▸ **Problem statement**: Give the data below again exactly as it stands. Omit the pictures.
****************
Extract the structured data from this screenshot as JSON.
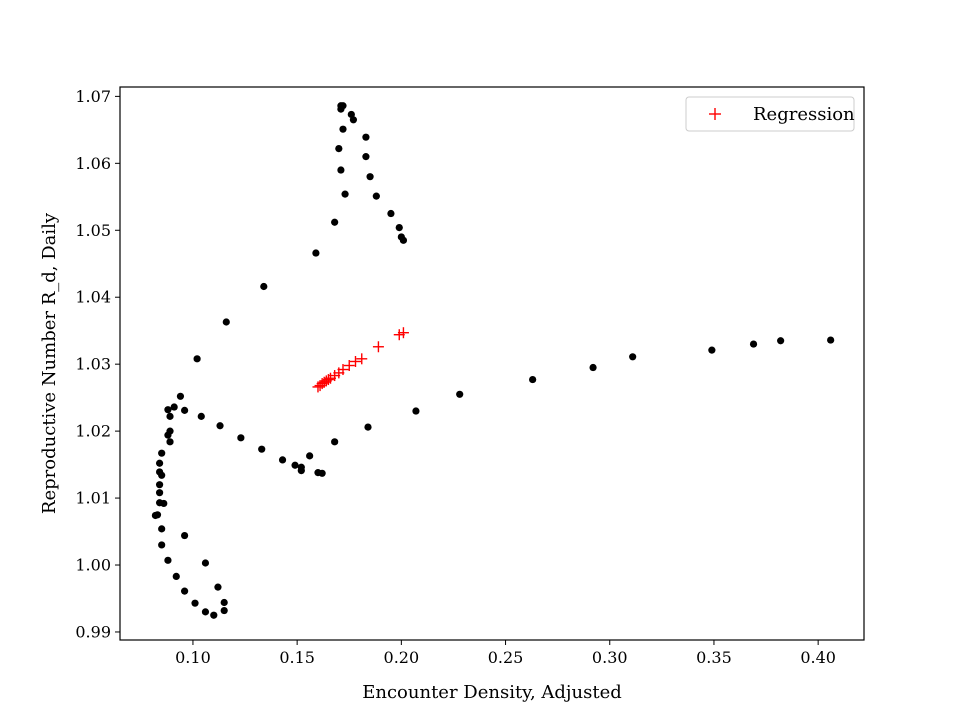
{
  "chart_data": {
    "type": "scatter",
    "title": "",
    "xlabel": "Encounter Density, Adjusted",
    "ylabel": "Reproductive Number R_d, Daily",
    "xlim": [
      0.065,
      0.422
    ],
    "ylim": [
      0.9888,
      1.0714
    ],
    "xticks": [
      0.1,
      0.15,
      0.2,
      0.25,
      0.3,
      0.35,
      0.4
    ],
    "xtick_labels": [
      "0.10",
      "0.15",
      "0.20",
      "0.25",
      "0.30",
      "0.35",
      "0.40"
    ],
    "yticks": [
      0.99,
      1.0,
      1.01,
      1.02,
      1.03,
      1.04,
      1.05,
      1.06,
      1.07
    ],
    "ytick_labels": [
      "0.99",
      "1.00",
      "1.01",
      "1.02",
      "1.03",
      "1.04",
      "1.05",
      "1.06",
      "1.07"
    ],
    "grid": false,
    "legend_position": "top-right",
    "legend": [
      "Regression"
    ],
    "series": [
      {
        "marker": "circle",
        "color": "#000000",
        "x": [
          0.171,
          0.172,
          0.171,
          0.176,
          0.177,
          0.172,
          0.183,
          0.17,
          0.183,
          0.171,
          0.185,
          0.173,
          0.188,
          0.195,
          0.168,
          0.199,
          0.2,
          0.201,
          0.159,
          0.134,
          0.116,
          0.102,
          0.094,
          0.096,
          0.088,
          0.091,
          0.089,
          0.089,
          0.104,
          0.113,
          0.088,
          0.123,
          0.089,
          0.133,
          0.085,
          0.156,
          0.143,
          0.149,
          0.084,
          0.152,
          0.152,
          0.084,
          0.16,
          0.162,
          0.085,
          0.084,
          0.084,
          0.084,
          0.086,
          0.083,
          0.082,
          0.085,
          0.096,
          0.085,
          0.088,
          0.106,
          0.092,
          0.112,
          0.096,
          0.115,
          0.101,
          0.115,
          0.106,
          0.11,
          0.168,
          0.184,
          0.207,
          0.228,
          0.263,
          0.292,
          0.311,
          0.349,
          0.369,
          0.382,
          0.406
        ],
        "y": [
          1.0686,
          1.0686,
          1.0681,
          1.0673,
          1.0665,
          1.0651,
          1.0639,
          1.0622,
          1.061,
          1.059,
          1.058,
          1.0554,
          1.0551,
          1.0525,
          1.0512,
          1.0504,
          1.049,
          1.0485,
          1.0466,
          1.0416,
          1.0363,
          1.0308,
          1.0252,
          1.0231,
          1.0232,
          1.0236,
          1.0222,
          1.02,
          1.0222,
          1.0208,
          1.0194,
          1.019,
          1.0184,
          1.0173,
          1.0167,
          1.0163,
          1.0157,
          1.0149,
          1.0152,
          1.0146,
          1.0141,
          1.0139,
          1.0138,
          1.0137,
          1.0134,
          1.012,
          1.0108,
          1.0093,
          1.0092,
          1.0075,
          1.0074,
          1.0054,
          1.0044,
          1.003,
          1.0007,
          1.0003,
          0.9983,
          0.9967,
          0.9961,
          0.9944,
          0.9943,
          0.9932,
          0.993,
          0.9925,
          1.0184,
          1.0206,
          1.023,
          1.0255,
          1.0277,
          1.0295,
          1.0311,
          1.0321,
          1.033,
          1.0335,
          1.0336
        ]
      },
      {
        "name": "Regression",
        "marker": "plus",
        "color": "#ff0000",
        "x": [
          0.16,
          0.161,
          0.162,
          0.163,
          0.164,
          0.165,
          0.166,
          0.168,
          0.17,
          0.172,
          0.175,
          0.178,
          0.181,
          0.189,
          0.199,
          0.201
        ],
        "y": [
          1.0266,
          1.0268,
          1.0271,
          1.0273,
          1.0275,
          1.0277,
          1.0279,
          1.0283,
          1.0287,
          1.0292,
          1.0298,
          1.0304,
          1.0308,
          1.0326,
          1.0344,
          1.0347
        ]
      }
    ]
  }
}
****************
▸ **Solution for this problem**:
Extract the structured data from this screenshot as JSON.
{
  "chart_data": {
    "type": "scatter",
    "title": "",
    "xlabel": "Encounter Density, Adjusted",
    "ylabel": "Reproductive Number R_d, Daily",
    "xlim": [
      0.065,
      0.422
    ],
    "ylim": [
      0.9888,
      1.0714
    ],
    "xticks": [
      0.1,
      0.15,
      0.2,
      0.25,
      0.3,
      0.35,
      0.4
    ],
    "xtick_labels": [
      "0.10",
      "0.15",
      "0.20",
      "0.25",
      "0.30",
      "0.35",
      "0.40"
    ],
    "yticks": [
      0.99,
      1.0,
      1.01,
      1.02,
      1.03,
      1.04,
      1.05,
      1.06,
      1.07
    ],
    "ytick_labels": [
      "0.99",
      "1.00",
      "1.01",
      "1.02",
      "1.03",
      "1.04",
      "1.05",
      "1.06",
      "1.07"
    ],
    "grid": false,
    "legend_position": "top-right",
    "legend": [
      "Regression"
    ],
    "series": [
      {
        "marker": "circle",
        "color": "#000000",
        "x": [
          0.171,
          0.172,
          0.171,
          0.176,
          0.177,
          0.172,
          0.183,
          0.17,
          0.183,
          0.171,
          0.185,
          0.173,
          0.188,
          0.195,
          0.168,
          0.199,
          0.2,
          0.201,
          0.159,
          0.134,
          0.116,
          0.102,
          0.094,
          0.096,
          0.088,
          0.091,
          0.089,
          0.089,
          0.104,
          0.113,
          0.088,
          0.123,
          0.089,
          0.133,
          0.085,
          0.156,
          0.143,
          0.149,
          0.084,
          0.152,
          0.152,
          0.084,
          0.16,
          0.162,
          0.085,
          0.084,
          0.084,
          0.084,
          0.086,
          0.083,
          0.082,
          0.085,
          0.096,
          0.085,
          0.088,
          0.106,
          0.092,
          0.112,
          0.096,
          0.115,
          0.101,
          0.115,
          0.106,
          0.11,
          0.168,
          0.184,
          0.207,
          0.228,
          0.263,
          0.292,
          0.311,
          0.349,
          0.369,
          0.382,
          0.406
        ],
        "y": [
          1.0686,
          1.0686,
          1.0681,
          1.0673,
          1.0665,
          1.0651,
          1.0639,
          1.0622,
          1.061,
          1.059,
          1.058,
          1.0554,
          1.0551,
          1.0525,
          1.0512,
          1.0504,
          1.049,
          1.0485,
          1.0466,
          1.0416,
          1.0363,
          1.0308,
          1.0252,
          1.0231,
          1.0232,
          1.0236,
          1.0222,
          1.02,
          1.0222,
          1.0208,
          1.0194,
          1.019,
          1.0184,
          1.0173,
          1.0167,
          1.0163,
          1.0157,
          1.0149,
          1.0152,
          1.0146,
          1.0141,
          1.0139,
          1.0138,
          1.0137,
          1.0134,
          1.012,
          1.0108,
          1.0093,
          1.0092,
          1.0075,
          1.0074,
          1.0054,
          1.0044,
          1.003,
          1.0007,
          1.0003,
          0.9983,
          0.9967,
          0.9961,
          0.9944,
          0.9943,
          0.9932,
          0.993,
          0.9925,
          1.0184,
          1.0206,
          1.023,
          1.0255,
          1.0277,
          1.0295,
          1.0311,
          1.0321,
          1.033,
          1.0335,
          1.0336
        ]
      },
      {
        "name": "Regression",
        "marker": "plus",
        "color": "#ff0000",
        "x": [
          0.16,
          0.161,
          0.162,
          0.163,
          0.164,
          0.165,
          0.166,
          0.168,
          0.17,
          0.172,
          0.175,
          0.178,
          0.181,
          0.189,
          0.199,
          0.201
        ],
        "y": [
          1.0266,
          1.0268,
          1.0271,
          1.0273,
          1.0275,
          1.0277,
          1.0279,
          1.0283,
          1.0287,
          1.0292,
          1.0298,
          1.0304,
          1.0308,
          1.0326,
          1.0344,
          1.0347
        ]
      }
    ]
  }
}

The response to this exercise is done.